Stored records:
+ + + +

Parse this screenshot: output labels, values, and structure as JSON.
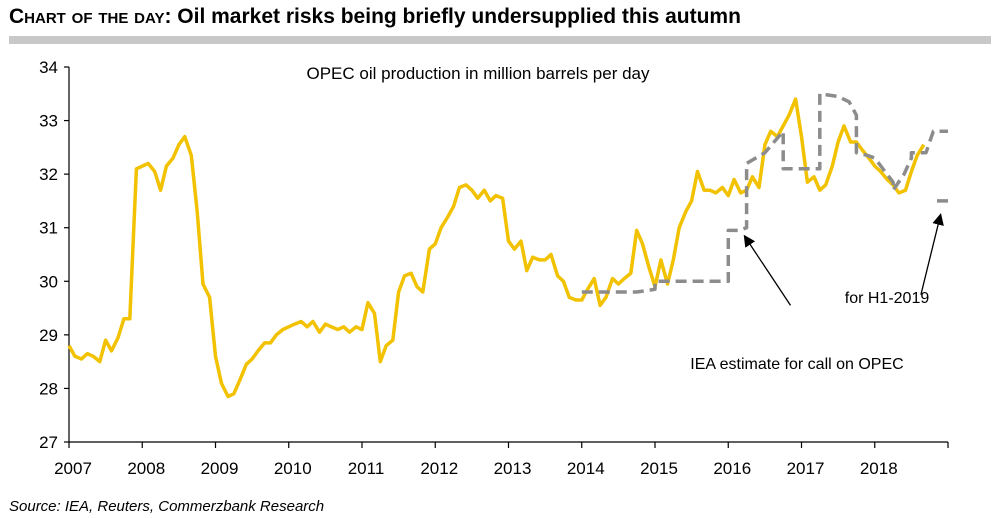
{
  "header": {
    "prefix": "Chart of the day:",
    "title": "Oil market risks being briefly undersupplied this autumn"
  },
  "source": "Source: IEA, Reuters, Commerzbank Research",
  "chart_data": {
    "type": "line",
    "title": "OPEC oil production in million barrels per day",
    "xlabel": "",
    "ylabel": "",
    "xlim": [
      2007.0,
      2019.0
    ],
    "ylim": [
      27,
      34
    ],
    "y_ticks": [
      27,
      28,
      29,
      30,
      31,
      32,
      33,
      34
    ],
    "x_ticks": [
      2007,
      2008,
      2009,
      2010,
      2011,
      2012,
      2013,
      2014,
      2015,
      2016,
      2017,
      2018
    ],
    "grid": false,
    "colors": {
      "production": "#f2c200",
      "call": "#8c8c8c"
    },
    "series": [
      {
        "name": "",
        "style": "solid",
        "x": [
          2007.0,
          2007.08,
          2007.17,
          2007.25,
          2007.33,
          2007.42,
          2007.5,
          2007.58,
          2007.67,
          2007.75,
          2007.83,
          2007.92,
          2008.0,
          2008.08,
          2008.17,
          2008.25,
          2008.33,
          2008.42,
          2008.5,
          2008.58,
          2008.67,
          2008.75,
          2008.83,
          2008.92,
          2009.0,
          2009.08,
          2009.17,
          2009.25,
          2009.33,
          2009.42,
          2009.5,
          2009.58,
          2009.67,
          2009.75,
          2009.83,
          2009.92,
          2010.0,
          2010.08,
          2010.17,
          2010.25,
          2010.33,
          2010.42,
          2010.5,
          2010.58,
          2010.67,
          2010.75,
          2010.83,
          2010.92,
          2011.0,
          2011.08,
          2011.17,
          2011.25,
          2011.33,
          2011.42,
          2011.5,
          2011.58,
          2011.67,
          2011.75,
          2011.83,
          2011.92,
          2012.0,
          2012.08,
          2012.17,
          2012.25,
          2012.33,
          2012.42,
          2012.5,
          2012.58,
          2012.67,
          2012.75,
          2012.83,
          2012.92,
          2013.0,
          2013.08,
          2013.17,
          2013.25,
          2013.33,
          2013.42,
          2013.5,
          2013.58,
          2013.67,
          2013.75,
          2013.83,
          2013.92,
          2014.0,
          2014.08,
          2014.17,
          2014.25,
          2014.33,
          2014.42,
          2014.5,
          2014.58,
          2014.67,
          2014.75,
          2014.83,
          2014.92,
          2015.0,
          2015.08,
          2015.17,
          2015.25,
          2015.33,
          2015.42,
          2015.5,
          2015.58,
          2015.67,
          2015.75,
          2015.83,
          2015.92,
          2016.0,
          2016.08,
          2016.17,
          2016.25,
          2016.33,
          2016.42,
          2016.5,
          2016.58,
          2016.67,
          2016.75,
          2016.83,
          2016.92,
          2017.0,
          2017.08,
          2017.17,
          2017.25,
          2017.33,
          2017.42,
          2017.5,
          2017.58,
          2017.67,
          2017.75,
          2017.83,
          2017.92,
          2018.0,
          2018.08,
          2018.17,
          2018.25,
          2018.33,
          2018.42,
          2018.5,
          2018.58,
          2018.67
        ],
        "y": [
          28.8,
          28.6,
          28.55,
          28.65,
          28.6,
          28.5,
          28.9,
          28.7,
          28.95,
          29.3,
          29.3,
          32.1,
          32.15,
          32.2,
          32.05,
          31.7,
          32.15,
          32.3,
          32.55,
          32.7,
          32.35,
          31.3,
          29.95,
          29.7,
          28.6,
          28.1,
          27.85,
          27.9,
          28.15,
          28.45,
          28.55,
          28.7,
          28.85,
          28.85,
          29.0,
          29.1,
          29.15,
          29.2,
          29.25,
          29.15,
          29.25,
          29.05,
          29.2,
          29.15,
          29.1,
          29.15,
          29.05,
          29.15,
          29.1,
          29.6,
          29.4,
          28.5,
          28.8,
          28.9,
          29.8,
          30.1,
          30.15,
          29.9,
          29.8,
          30.6,
          30.7,
          31.0,
          31.2,
          31.4,
          31.75,
          31.8,
          31.7,
          31.55,
          31.7,
          31.5,
          31.6,
          31.55,
          30.75,
          30.6,
          30.75,
          30.2,
          30.45,
          30.4,
          30.4,
          30.5,
          30.1,
          30.0,
          29.7,
          29.65,
          29.65,
          29.85,
          30.05,
          29.55,
          29.7,
          30.05,
          29.95,
          30.05,
          30.15,
          30.95,
          30.7,
          30.25,
          29.9,
          30.4,
          29.95,
          30.4,
          31.0,
          31.3,
          31.5,
          32.05,
          31.7,
          31.7,
          31.65,
          31.75,
          31.6,
          31.9,
          31.65,
          31.7,
          31.95,
          31.75,
          32.55,
          32.8,
          32.7,
          32.9,
          33.1,
          33.4,
          32.7,
          31.85,
          31.95,
          31.7,
          31.8,
          32.15,
          32.6,
          32.9,
          32.6,
          32.6,
          32.45,
          32.3,
          32.15,
          32.05,
          31.9,
          31.8,
          31.65,
          31.7,
          32.05,
          32.35,
          32.55
        ]
      },
      {
        "name": "",
        "style": "dashed",
        "x": [
          2014.0,
          2014.25,
          2014.25,
          2014.5,
          2014.75,
          2015.0,
          2015.0,
          2015.25,
          2015.5,
          2015.75,
          2016.0,
          2016.0,
          2016.15,
          2016.25,
          2016.25,
          2016.5,
          2016.75,
          2016.75,
          2017.0,
          2017.25,
          2017.25,
          2017.5,
          2017.65,
          2017.75,
          2017.75,
          2017.9,
          2018.0,
          2018.25,
          2018.25,
          2018.4,
          2018.5,
          2018.5,
          2018.7,
          2018.8,
          2018.85,
          2019.0
        ],
        "y": [
          29.8,
          29.8,
          29.8,
          29.8,
          29.8,
          29.85,
          30.0,
          30.0,
          30.0,
          30.0,
          30.0,
          30.95,
          30.95,
          31.0,
          32.2,
          32.4,
          32.8,
          32.1,
          32.1,
          32.1,
          33.5,
          33.45,
          33.35,
          33.1,
          32.4,
          32.35,
          32.3,
          31.85,
          31.7,
          32.0,
          32.3,
          32.4,
          32.4,
          32.8,
          32.8,
          32.8
        ]
      },
      {
        "name": "",
        "style": "dashed",
        "x": [
          2018.85,
          2019.0
        ],
        "y": [
          31.5,
          31.5
        ]
      }
    ],
    "annotations": [
      {
        "id": "iea",
        "text": "IEA estimate for call on OPEC",
        "point": [
          2016.22,
          30.85
        ],
        "label_anchor": [
          2016.85,
          29.55
        ]
      },
      {
        "id": "h1",
        "text": "for H1-2019",
        "point": [
          2018.9,
          31.25
        ],
        "label_anchor": [
          2018.63,
          29.75
        ]
      }
    ]
  }
}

+ + + +

Search the listing above for the string "OPEC". Copy every line that contains it.

    "title": "OPEC oil production in million barrels per day",
        "text": "IEA estimate for call on OPEC",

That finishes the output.